◆ **EXERCISE DETAILS**
Write out every line of the material as it stands, apart from the pictures.

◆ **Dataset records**
○ ○ ○ ○ ○ ○ ○

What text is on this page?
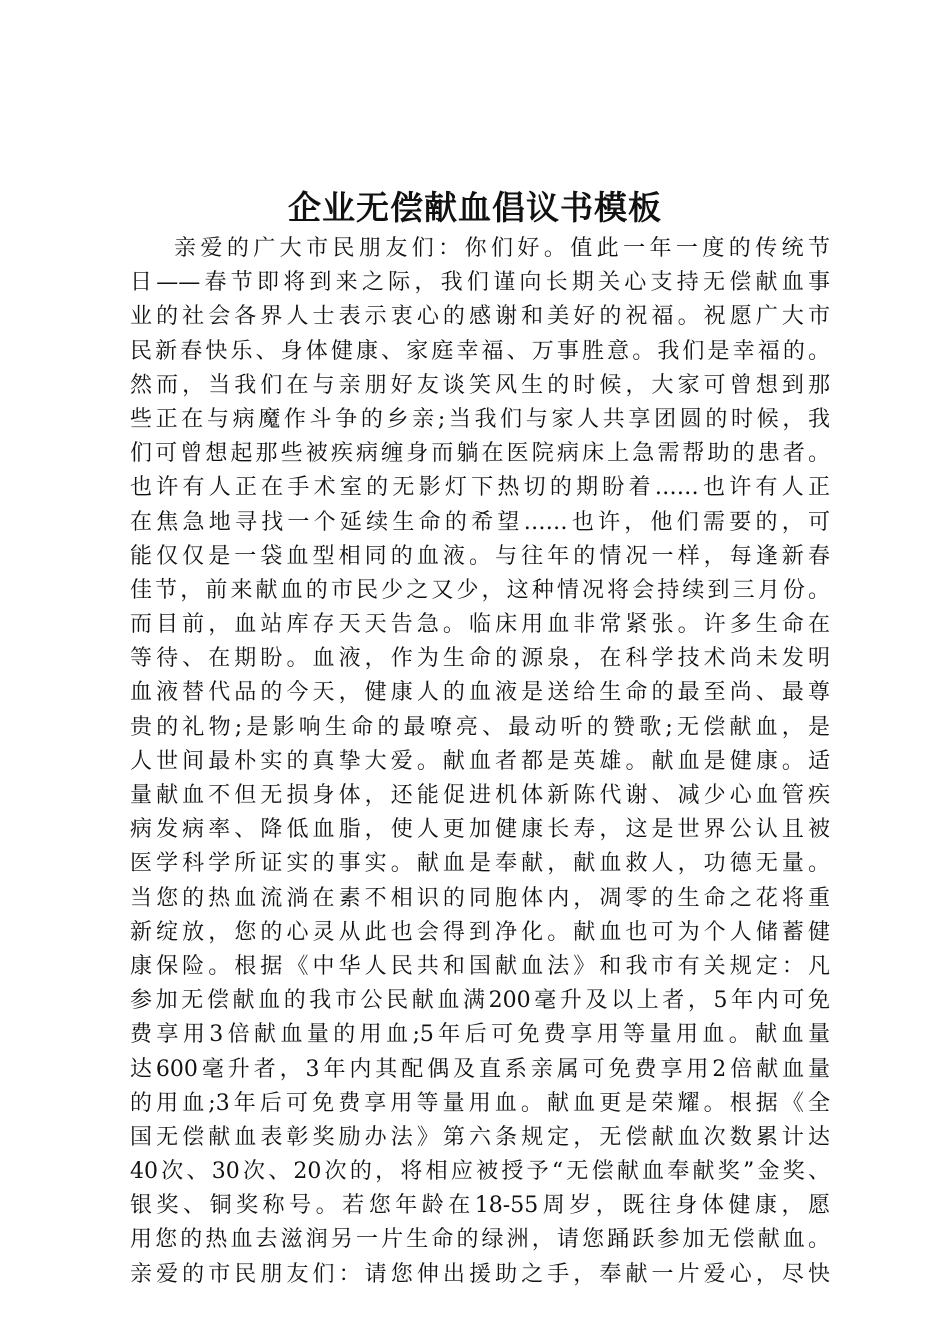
企业无偿献血倡议书模板
亲爱的广大市民朋友们：你们好。值此一年一度的传统节
日——春节即将到来之际，我们谨向长期关心支持无偿献血事
业的社会各界人士表示衷心的感谢和美好的祝福。祝愿广大市
民新春快乐、身体健康、家庭幸福、万事胜意。我们是幸福的。
然而，当我们在与亲朋好友谈笑风生的时候，大家可曾想到那
些正在与病魔作斗争的乡亲;当我们与家人共享团圆的时候，我
们可曾想起那些被疾病缠身而躺在医院病床上急需帮助的患者。
也许有人正在手术室的无影灯下热切的期盼着……也许有人正
在焦急地寻找一个延续生命的希望……也许，他们需要的，可
能仅仅是一袋血型相同的血液。与往年的情况一样，每逢新春
佳节，前来献血的市民少之又少，这种情况将会持续到三月份。
而目前，血站库存天天告急。临床用血非常紧张。许多生命在
等待、在期盼。血液，作为生命的源泉，在科学技术尚未发明
血液替代品的今天，健康人的血液是送给生命的最至尚、最尊
贵的礼物;是影响生命的最嘹亮、最动听的赞歌;无偿献血，是
人世间最朴实的真挚大爱。献血者都是英雄。献血是健康。适
量献血不但无损身体，还能促进机体新陈代谢、减少心血管疾
病发病率、降低血脂，使人更加健康长寿，这是世界公认且被
医学科学所证实的事实。献血是奉献，献血救人，功德无量。
当您的热血流淌在素不相识的同胞体内，凋零的生命之花将重
新绽放，您的心灵从此也会得到净化。献血也可为个人储蓄健
康保险。根据《中华人民共和国献血法》和我市有关规定：凡
参加无偿献血的我市公民献血满200毫升及以上者，5年内可免
费享用3倍献血量的用血;5年后可免费享用等量用血。献血量
达600毫升者，3年内其配偶及直系亲属可免费享用2倍献血量
的用血;3年后可免费享用等量用血。献血更是荣耀。根据《全
国无偿献血表彰奖励办法》第六条规定，无偿献血次数累计达
40次、30次、20次的，将相应被授予“无偿献血奉献奖”金奖、
银奖、铜奖称号。若您年龄在18-55周岁，既往身体健康，愿
用您的热血去滋润另一片生命的绿洲，请您踊跃参加无偿献血。
亲爱的市民朋友们：请您伸出援助之手，奉献一片爱心，尽快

○ ○ ○ ○ ○ ○ ○

◆ **RESULT OF THIS TASK**
What text is on this page?
企业无偿献血倡议书模板
亲爱的广大市民朋友们：你们好。值此一年一度的传统节
日——春节即将到来之际，我们谨向长期关心支持无偿献血事
业的社会各界人士表示衷心的感谢和美好的祝福。祝愿广大市
民新春快乐、身体健康、家庭幸福、万事胜意。我们是幸福的。
然而，当我们在与亲朋好友谈笑风生的时候，大家可曾想到那
些正在与病魔作斗争的乡亲;当我们与家人共享团圆的时候，我
们可曾想起那些被疾病缠身而躺在医院病床上急需帮助的患者。
也许有人正在手术室的无影灯下热切的期盼着……也许有人正
在焦急地寻找一个延续生命的希望……也许，他们需要的，可
能仅仅是一袋血型相同的血液。与往年的情况一样，每逢新春
佳节，前来献血的市民少之又少，这种情况将会持续到三月份。
而目前，血站库存天天告急。临床用血非常紧张。许多生命在
等待、在期盼。血液，作为生命的源泉，在科学技术尚未发明
血液替代品的今天，健康人的血液是送给生命的最至尚、最尊
贵的礼物;是影响生命的最嘹亮、最动听的赞歌;无偿献血，是
人世间最朴实的真挚大爱。献血者都是英雄。献血是健康。适
量献血不但无损身体，还能促进机体新陈代谢、减少心血管疾
病发病率、降低血脂，使人更加健康长寿，这是世界公认且被
医学科学所证实的事实。献血是奉献，献血救人，功德无量。
当您的热血流淌在素不相识的同胞体内，凋零的生命之花将重
新绽放，您的心灵从此也会得到净化。献血也可为个人储蓄健
康保险。根据《中华人民共和国献血法》和我市有关规定：凡
参加无偿献血的我市公民献血满200毫升及以上者，5年内可免
费享用3倍献血量的用血;5年后可免费享用等量用血。献血量
达600毫升者，3年内其配偶及直系亲属可免费享用2倍献血量
的用血;3年后可免费享用等量用血。献血更是荣耀。根据《全
国无偿献血表彰奖励办法》第六条规定，无偿献血次数累计达
40次、30次、20次的，将相应被授予“无偿献血奉献奖”金奖、
银奖、铜奖称号。若您年龄在18-55周岁，既往身体健康，愿
用您的热血去滋润另一片生命的绿洲，请您踊跃参加无偿献血。
亲爱的市民朋友们：请您伸出援助之手，奉献一片爱心，尽快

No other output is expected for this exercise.